Challenge >> Copy every entry exactly.

(Saved entries)
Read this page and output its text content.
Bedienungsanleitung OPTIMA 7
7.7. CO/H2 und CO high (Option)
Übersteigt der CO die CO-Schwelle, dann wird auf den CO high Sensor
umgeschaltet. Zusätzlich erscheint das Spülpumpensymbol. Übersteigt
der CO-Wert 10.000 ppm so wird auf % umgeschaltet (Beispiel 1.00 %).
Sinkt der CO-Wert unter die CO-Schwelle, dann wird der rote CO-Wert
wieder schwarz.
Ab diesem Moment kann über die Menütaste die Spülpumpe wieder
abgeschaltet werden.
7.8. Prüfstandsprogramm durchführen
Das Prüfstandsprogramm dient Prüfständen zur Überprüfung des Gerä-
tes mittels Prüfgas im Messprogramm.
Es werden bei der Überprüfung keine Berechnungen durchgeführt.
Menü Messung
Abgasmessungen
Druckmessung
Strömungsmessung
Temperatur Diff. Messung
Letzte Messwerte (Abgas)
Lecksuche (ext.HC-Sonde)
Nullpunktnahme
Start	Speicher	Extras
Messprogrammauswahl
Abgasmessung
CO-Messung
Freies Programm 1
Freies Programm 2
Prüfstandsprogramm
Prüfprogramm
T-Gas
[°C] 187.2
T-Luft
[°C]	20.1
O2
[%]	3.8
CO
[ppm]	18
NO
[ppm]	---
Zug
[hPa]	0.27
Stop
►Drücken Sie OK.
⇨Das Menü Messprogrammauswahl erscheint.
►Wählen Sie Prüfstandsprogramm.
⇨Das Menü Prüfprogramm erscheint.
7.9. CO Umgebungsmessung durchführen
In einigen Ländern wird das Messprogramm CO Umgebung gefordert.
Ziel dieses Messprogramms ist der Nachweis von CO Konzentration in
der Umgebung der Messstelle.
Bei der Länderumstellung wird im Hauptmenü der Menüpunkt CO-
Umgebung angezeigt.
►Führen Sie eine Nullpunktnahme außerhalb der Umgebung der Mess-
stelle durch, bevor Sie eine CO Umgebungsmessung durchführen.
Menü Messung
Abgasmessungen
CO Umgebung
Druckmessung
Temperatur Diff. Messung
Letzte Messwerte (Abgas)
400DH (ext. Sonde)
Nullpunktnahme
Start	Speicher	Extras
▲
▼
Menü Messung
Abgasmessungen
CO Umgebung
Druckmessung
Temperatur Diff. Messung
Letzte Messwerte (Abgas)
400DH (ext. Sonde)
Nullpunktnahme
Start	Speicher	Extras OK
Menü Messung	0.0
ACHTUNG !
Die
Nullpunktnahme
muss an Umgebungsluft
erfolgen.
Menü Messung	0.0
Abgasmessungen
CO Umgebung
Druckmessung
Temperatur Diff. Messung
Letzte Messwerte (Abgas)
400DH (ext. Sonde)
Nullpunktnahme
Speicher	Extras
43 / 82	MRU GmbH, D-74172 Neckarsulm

Response for this exercise >>
Read this page and output its text content.
Bedienungsanleitung OPTIMA 7
7.7. CO/H2 und CO high (Option)
Übersteigt der CO die CO-Schwelle, dann wird auf den CO high Sensor
umgeschaltet. Zusätzlich erscheint das Spülpumpensymbol. Übersteigt
der CO-Wert 10.000 ppm so wird auf % umgeschaltet (Beispiel 1.00 %).
Sinkt der CO-Wert unter die CO-Schwelle, dann wird der rote CO-Wert
wieder schwarz.
Ab diesem Moment kann über die Menütaste die Spülpumpe wieder
abgeschaltet werden.
7.8. Prüfstandsprogramm durchführen
Das Prüfstandsprogramm dient Prüfständen zur Überprüfung des Gerä-
tes mittels Prüfgas im Messprogramm.
Es werden bei der Überprüfung keine Berechnungen durchgeführt.
Menü Messung
Abgasmessungen
Druckmessung
Strömungsmessung
Temperatur Diff. Messung
Letzte Messwerte (Abgas)
Lecksuche (ext.HC-Sonde)
Nullpunktnahme
Start	Speicher	Extras
Messprogrammauswahl
Abgasmessung
CO-Messung
Freies Programm 1
Freies Programm 2
Prüfstandsprogramm
Prüfprogramm
T-Gas
[°C] 187.2
T-Luft
[°C]	20.1
O2
[%]	3.8
CO
[ppm]	18
NO
[ppm]	---
Zug
[hPa]	0.27
Stop
►Drücken Sie OK.
⇨Das Menü Messprogrammauswahl erscheint.
►Wählen Sie Prüfstandsprogramm.
⇨Das Menü Prüfprogramm erscheint.
7.9. CO Umgebungsmessung durchführen
In einigen Ländern wird das Messprogramm CO Umgebung gefordert.
Ziel dieses Messprogramms ist der Nachweis von CO Konzentration in
der Umgebung der Messstelle.
Bei der Länderumstellung wird im Hauptmenü der Menüpunkt CO-
Umgebung angezeigt.
►Führen Sie eine Nullpunktnahme außerhalb der Umgebung der Mess-
stelle durch, bevor Sie eine CO Umgebungsmessung durchführen.
Menü Messung
Abgasmessungen
CO Umgebung
Druckmessung
Temperatur Diff. Messung
Letzte Messwerte (Abgas)
400DH (ext. Sonde)
Nullpunktnahme
Start	Speicher	Extras
▲
▼
Menü Messung
Abgasmessungen
CO Umgebung
Druckmessung
Temperatur Diff. Messung
Letzte Messwerte (Abgas)
400DH (ext. Sonde)
Nullpunktnahme
Start	Speicher	Extras OK
Menü Messung	0.0
ACHTUNG !
Die
Nullpunktnahme
muss an Umgebungsluft
erfolgen.
Menü Messung	0.0
Abgasmessungen
CO Umgebung
Druckmessung
Temperatur Diff. Messung
Letzte Messwerte (Abgas)
400DH (ext. Sonde)
Nullpunktnahme
Speicher	Extras
43 / 82	MRU GmbH, D-74172 Neckarsulm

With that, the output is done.